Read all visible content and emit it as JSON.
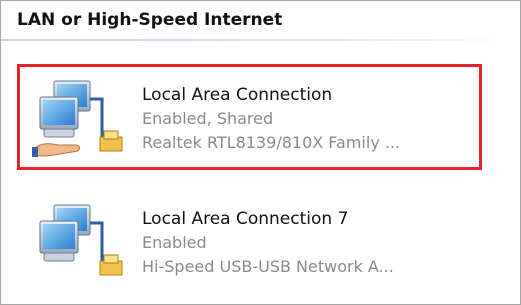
{
  "group": {
    "title": "LAN or High-Speed Internet"
  },
  "connections": [
    {
      "name": "Local Area Connection",
      "status": "Enabled, Shared",
      "device": "Realtek RTL8139/810X Family ...",
      "icon": "network-connection-shared-icon",
      "selected": true
    },
    {
      "name": "Local Area Connection 7",
      "status": "Enabled",
      "device": "Hi-Speed USB-USB Network A...",
      "icon": "network-connection-icon",
      "selected": false
    }
  ],
  "colors": {
    "selection_border": "#e3222d",
    "secondary_text": "#8a8a8a",
    "header_line": "#c9d4e6"
  }
}
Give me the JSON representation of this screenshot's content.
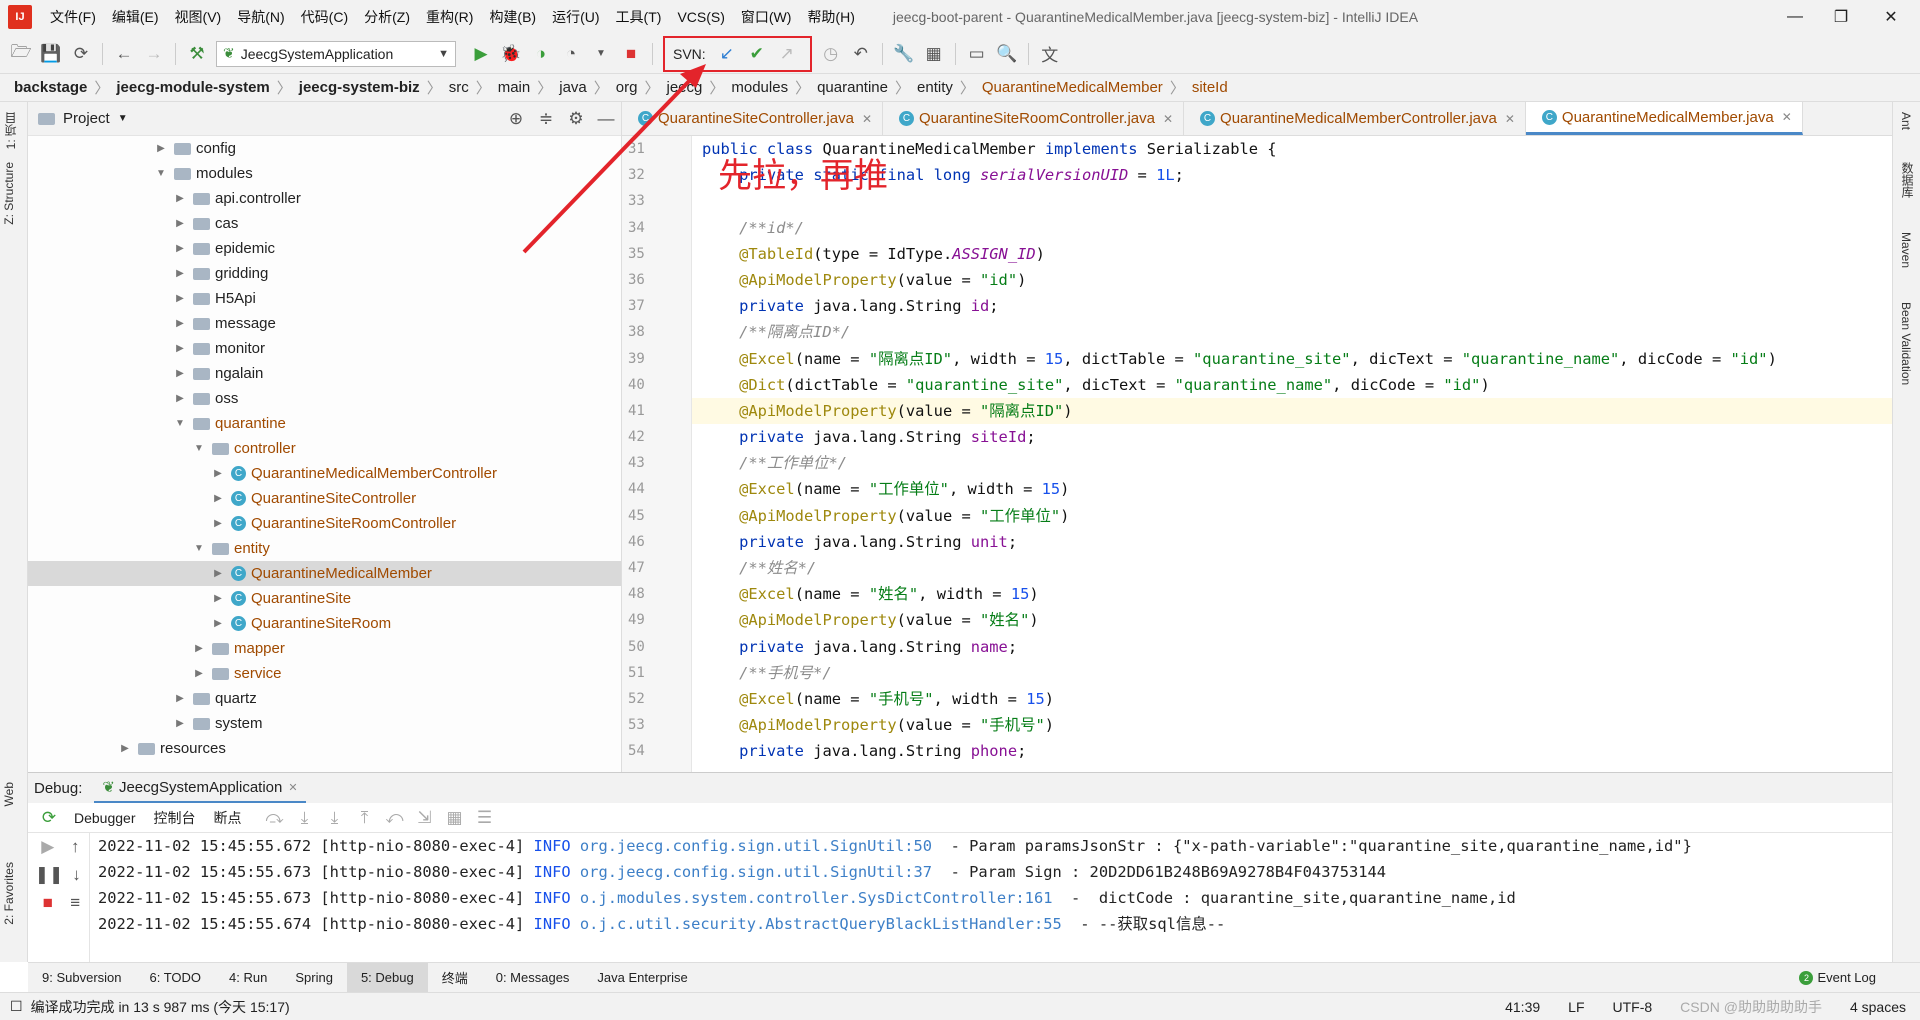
{
  "menubar": {
    "logo": "IJ",
    "items": [
      "文件(F)",
      "编辑(E)",
      "视图(V)",
      "导航(N)",
      "代码(C)",
      "分析(Z)",
      "重构(R)",
      "构建(B)",
      "运行(U)",
      "工具(T)",
      "VCS(S)",
      "窗口(W)",
      "帮助(H)"
    ],
    "title": "jeecg-boot-parent - QuarantineMedicalMember.java [jeecg-system-biz] - IntelliJ IDEA"
  },
  "toolbar": {
    "run_config": "JeecgSystemApplication",
    "svn_label": "SVN:"
  },
  "breadcrumb": [
    "backstage",
    "jeecg-module-system",
    "jeecg-system-biz",
    "src",
    "main",
    "java",
    "org",
    "jeecg",
    "modules",
    "quarantine",
    "entity",
    "QuarantineMedicalMember",
    "siteId"
  ],
  "left_strip": {
    "project": "1: 项目",
    "structure": "Z: Structure",
    "web": "Web",
    "favorites": "2: Favorites"
  },
  "right_strip": {
    "ant": "Ant",
    "database": "数据库",
    "maven": "Maven",
    "bean": "Bean Validation"
  },
  "project": {
    "title": "Project",
    "tree": [
      {
        "label": "config",
        "depth": 0,
        "kind": "folder",
        "open": false
      },
      {
        "label": "modules",
        "depth": 0,
        "kind": "folder",
        "open": true
      },
      {
        "label": "api.controller",
        "depth": 1,
        "kind": "folder",
        "open": false
      },
      {
        "label": "cas",
        "depth": 1,
        "kind": "folder",
        "open": false
      },
      {
        "label": "epidemic",
        "depth": 1,
        "kind": "folder",
        "open": false
      },
      {
        "label": "gridding",
        "depth": 1,
        "kind": "folder",
        "open": false
      },
      {
        "label": "H5Api",
        "depth": 1,
        "kind": "folder",
        "open": false
      },
      {
        "label": "message",
        "depth": 1,
        "kind": "folder",
        "open": false
      },
      {
        "label": "monitor",
        "depth": 1,
        "kind": "folder",
        "open": false
      },
      {
        "label": "ngalain",
        "depth": 1,
        "kind": "folder",
        "open": false
      },
      {
        "label": "oss",
        "depth": 1,
        "kind": "folder",
        "open": false
      },
      {
        "label": "quarantine",
        "depth": 1,
        "kind": "folder",
        "open": true,
        "mod": true
      },
      {
        "label": "controller",
        "depth": 2,
        "kind": "folder",
        "open": true,
        "mod": true
      },
      {
        "label": "QuarantineMedicalMemberController",
        "depth": 3,
        "kind": "class"
      },
      {
        "label": "QuarantineSiteController",
        "depth": 3,
        "kind": "class"
      },
      {
        "label": "QuarantineSiteRoomController",
        "depth": 3,
        "kind": "class"
      },
      {
        "label": "entity",
        "depth": 2,
        "kind": "folder",
        "open": true,
        "mod": true
      },
      {
        "label": "QuarantineMedicalMember",
        "depth": 3,
        "kind": "class",
        "selected": true
      },
      {
        "label": "QuarantineSite",
        "depth": 3,
        "kind": "class"
      },
      {
        "label": "QuarantineSiteRoom",
        "depth": 3,
        "kind": "class"
      },
      {
        "label": "mapper",
        "depth": 2,
        "kind": "folder",
        "open": false,
        "mod": true
      },
      {
        "label": "service",
        "depth": 2,
        "kind": "folder",
        "open": false,
        "mod": true
      },
      {
        "label": "quartz",
        "depth": 1,
        "kind": "folder",
        "open": false
      },
      {
        "label": "system",
        "depth": 1,
        "kind": "folder",
        "open": false
      },
      {
        "label": "resources",
        "depth": -1,
        "kind": "folder",
        "open": false
      }
    ]
  },
  "tabs": [
    {
      "label": "QuarantineSiteController.java",
      "active": false
    },
    {
      "label": "QuarantineSiteRoomController.java",
      "active": false
    },
    {
      "label": "QuarantineMedicalMemberController.java",
      "active": false
    },
    {
      "label": "QuarantineMedicalMember.java",
      "active": true
    }
  ],
  "code": [
    {
      "n": "31",
      "html": "<span class='kw'>public class</span> QuarantineMedicalMember <span class='kw'>implements</span> Serializable {"
    },
    {
      "n": "32",
      "html": "    <span class='kw'>private static final long</span> <span class='fi'>serialVersionUID</span> = <span class='nu'>1L</span>;"
    },
    {
      "n": "33",
      "html": ""
    },
    {
      "n": "34",
      "html": "    <span class='cm'>/**id*/</span>"
    },
    {
      "n": "35",
      "html": "    <span class='an'>@TableId</span>(type = IdType.<span class='fi'>ASSIGN_ID</span>)"
    },
    {
      "n": "36",
      "html": "    <span class='an'>@ApiModelProperty</span>(value = <span class='st'>\"id\"</span>)"
    },
    {
      "n": "37",
      "html": "    <span class='kw'>private</span> java.lang.String <span class='fi' style='font-style:normal'>id</span>;"
    },
    {
      "n": "38",
      "html": "    <span class='cm'>/**隔离点ID*/</span>"
    },
    {
      "n": "39",
      "html": "    <span class='an'>@Excel</span>(name = <span class='st'>\"隔离点ID\"</span>, width = <span class='nu'>15</span>, dictTable = <span class='st'>\"quarantine_site\"</span>, dicText = <span class='st'>\"quarantine_name\"</span>, dicCode = <span class='st'>\"id\"</span>)"
    },
    {
      "n": "40",
      "html": "    <span class='an'>@Dict</span>(dictTable = <span class='st'>\"quarantine_site\"</span>, dicText = <span class='st'>\"quarantine_name\"</span>, dicCode = <span class='st'>\"id\"</span>)"
    },
    {
      "n": "41",
      "html": "    <span class='an'>@ApiModelProperty</span>(value = <span class='st'>\"隔离点ID\"</span>)",
      "cur": true
    },
    {
      "n": "42",
      "html": "    <span class='kw'>private</span> java.lang.String <span class='fi' style='font-style:normal'>siteId</span>;"
    },
    {
      "n": "43",
      "html": "    <span class='cm'>/**工作单位*/</span>"
    },
    {
      "n": "44",
      "html": "    <span class='an'>@Excel</span>(name = <span class='st'>\"工作单位\"</span>, width = <span class='nu'>15</span>)"
    },
    {
      "n": "45",
      "html": "    <span class='an'>@ApiModelProperty</span>(value = <span class='st'>\"工作单位\"</span>)"
    },
    {
      "n": "46",
      "html": "    <span class='kw'>private</span> java.lang.String <span class='fi' style='font-style:normal'>unit</span>;"
    },
    {
      "n": "47",
      "html": "    <span class='cm'>/**姓名*/</span>"
    },
    {
      "n": "48",
      "html": "    <span class='an'>@Excel</span>(name = <span class='st'>\"姓名\"</span>, width = <span class='nu'>15</span>)"
    },
    {
      "n": "49",
      "html": "    <span class='an'>@ApiModelProperty</span>(value = <span class='st'>\"姓名\"</span>)"
    },
    {
      "n": "50",
      "html": "    <span class='kw'>private</span> java.lang.String <span class='fi' style='font-style:normal'>name</span>;"
    },
    {
      "n": "51",
      "html": "    <span class='cm'>/**手机号*/</span>"
    },
    {
      "n": "52",
      "html": "    <span class='an'>@Excel</span>(name = <span class='st'>\"手机号\"</span>, width = <span class='nu'>15</span>)"
    },
    {
      "n": "53",
      "html": "    <span class='an'>@ApiModelProperty</span>(value = <span class='st'>\"手机号\"</span>)"
    },
    {
      "n": "54",
      "html": "    <span class='kw'>private</span> java.lang.String <span class='fi' style='font-style:normal'>phone</span>;"
    }
  ],
  "annotation": "先拉，再推",
  "debug": {
    "label": "Debug:",
    "session": "JeecgSystemApplication",
    "tools": [
      "Debugger",
      "控制台",
      "断点"
    ],
    "log": [
      {
        "ts": "2022-11-02 15:45:55.672",
        "th": "[http-nio-8080-exec-4]",
        "lvl": "INFO",
        "src": "org.jeecg.config.sign.util.SignUtil:50",
        "msg": " - Param paramsJsonStr : {\"x-path-variable\":\"quarantine_site,quarantine_name,id\"}"
      },
      {
        "ts": "2022-11-02 15:45:55.673",
        "th": "[http-nio-8080-exec-4]",
        "lvl": "INFO",
        "src": "org.jeecg.config.sign.util.SignUtil:37",
        "msg": " - Param Sign : 20D2DD61B248B69A9278B4F043753144"
      },
      {
        "ts": "2022-11-02 15:45:55.673",
        "th": "[http-nio-8080-exec-4]",
        "lvl": "INFO",
        "src": "o.j.modules.system.controller.SysDictController:161",
        "msg": " -  dictCode : quarantine_site,quarantine_name,id"
      },
      {
        "ts": "2022-11-02 15:45:55.674",
        "th": "[http-nio-8080-exec-4]",
        "lvl": "INFO",
        "src": "o.j.c.util.security.AbstractQueryBlackListHandler:55",
        "msg": " - --获取sql信息--"
      }
    ]
  },
  "bottom_tabs": [
    "9: Subversion",
    "6: TODO",
    "4: Run",
    "Spring",
    "5: Debug",
    "终端",
    "0: Messages",
    "Java Enterprise"
  ],
  "event_log": "Event Log",
  "status": {
    "message": "编译成功完成 in 13 s 987 ms (今天 15:17)",
    "position": "41:39",
    "line_sep": "LF",
    "encoding": "UTF-8",
    "watermark": "CSDN @助助助助助手",
    "indent": "4 spaces"
  }
}
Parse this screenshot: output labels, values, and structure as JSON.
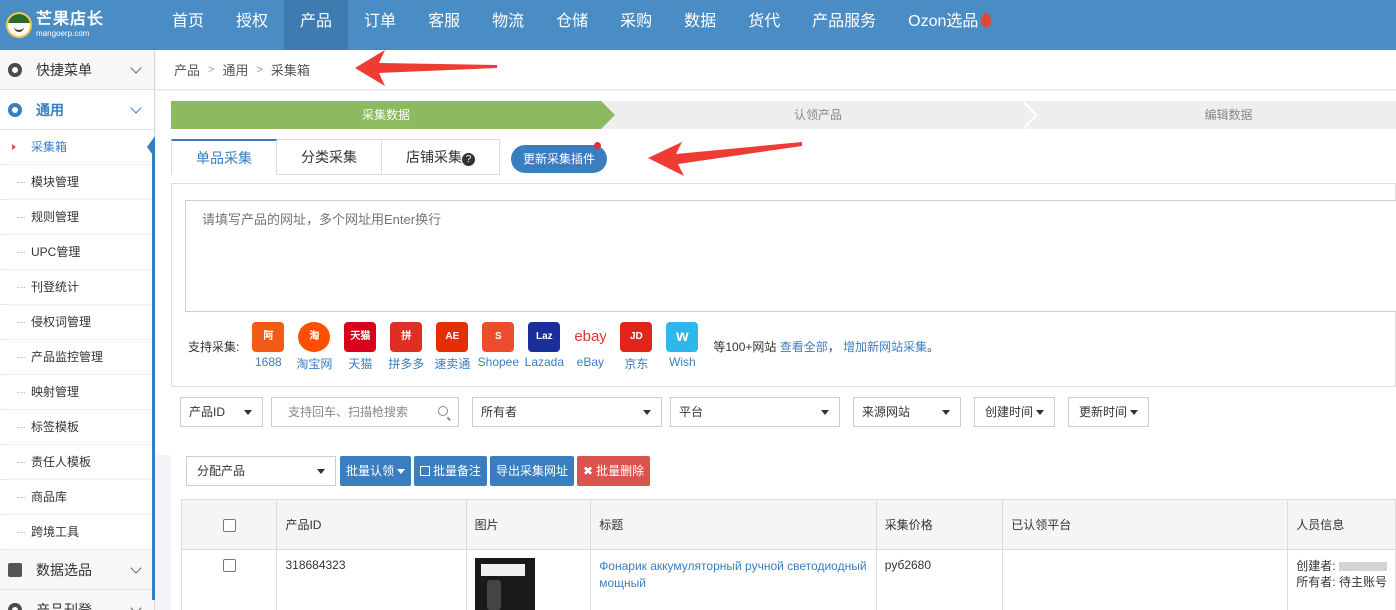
{
  "logo": {
    "name": "芒果店长",
    "domain": "mangoerp.com"
  },
  "nav": {
    "items": [
      "首页",
      "授权",
      "产品",
      "订单",
      "客服",
      "物流",
      "仓储",
      "采购",
      "数据",
      "货代",
      "产品服务",
      "Ozon选品"
    ],
    "active": "产品"
  },
  "sidebar": {
    "quick_menu": "快捷菜单",
    "general": "通用",
    "sub_items": [
      "采集箱",
      "模块管理",
      "规则管理",
      "UPC管理",
      "刊登统计",
      "侵权词管理",
      "产品监控管理",
      "映射管理",
      "标签模板",
      "责任人模板",
      "商品库",
      "跨境工具"
    ],
    "active_sub": "采集箱",
    "data_selection": "数据选品",
    "product_listing": "产品刊登"
  },
  "breadcrumb": [
    "产品",
    "通用",
    "采集箱"
  ],
  "steps": [
    "采集数据",
    "认领产品",
    "编辑数据"
  ],
  "tabs": [
    "单品采集",
    "分类采集",
    "店铺采集"
  ],
  "plugin_button": "更新采集插件",
  "url_input": {
    "placeholder": "请填写产品的网址，多个网址用Enter换行"
  },
  "support": {
    "label": "支持采集:",
    "platforms": [
      {
        "name": "1688",
        "color": "#f25a16",
        "icon": "1688-icon",
        "glyph": "阿"
      },
      {
        "name": "淘宝网",
        "color": "#ff5000",
        "icon": "taobao-icon",
        "glyph": "淘"
      },
      {
        "name": "天猫",
        "color": "#d9001b",
        "icon": "tmall-icon",
        "glyph": "天猫"
      },
      {
        "name": "拼多多",
        "color": "#e02e24",
        "icon": "pinduoduo-icon",
        "glyph": "拼"
      },
      {
        "name": "速卖通",
        "color": "#e62e04",
        "icon": "aliexpress-icon",
        "glyph": "AE"
      },
      {
        "name": "Shopee",
        "color": "#ee4d2d",
        "icon": "shopee-icon",
        "glyph": "S"
      },
      {
        "name": "Lazada",
        "color": "#1b2e9c",
        "icon": "lazada-icon",
        "glyph": "Laz"
      },
      {
        "name": "eBay",
        "color": "#ffffff",
        "icon": "ebay-icon",
        "glyph": "ebay"
      },
      {
        "name": "京东",
        "color": "#e1251b",
        "icon": "jd-icon",
        "glyph": "JD"
      },
      {
        "name": "Wish",
        "color": "#2fb7ec",
        "icon": "wish-icon",
        "glyph": "w"
      }
    ],
    "more_text": "等100+网站",
    "view_all": "查看全部",
    "separator": "，",
    "add_new": "增加新网站采集",
    "period": "。"
  },
  "filters": {
    "product_id": "产品ID",
    "search_placeholder": "支持回车、扫描枪搜索",
    "owner": "所有者",
    "platform": "平台",
    "source": "来源网站",
    "created_time": "创建时间",
    "updated_time": "更新时间"
  },
  "actions": {
    "assign": "分配产品",
    "batch_claim": "批量认领",
    "batch_note": "批量备注",
    "export_urls": "导出采集网址",
    "batch_delete": "批量删除"
  },
  "table": {
    "headers": [
      "产品ID",
      "图片",
      "标题",
      "采集价格",
      "已认领平台",
      "人员信息"
    ],
    "rows": [
      {
        "id": "318684323",
        "title": "Фонарик аккумуляторный ручной светодиодный мощный",
        "price": "руб2680",
        "claimed": "",
        "creator_label": "创建者:",
        "owner_label": "所有者:",
        "owner_value": "待主账号"
      }
    ]
  },
  "colors": {
    "nav": "#4a8cc4",
    "accent": "#3b7ec0",
    "step_active": "#8bbb5e",
    "danger": "#d9534f",
    "arrow": "#ee3b33"
  }
}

● Exercise: Work through the records line by line and tally those with the word "screenshot". Report only the total.

● Response: 2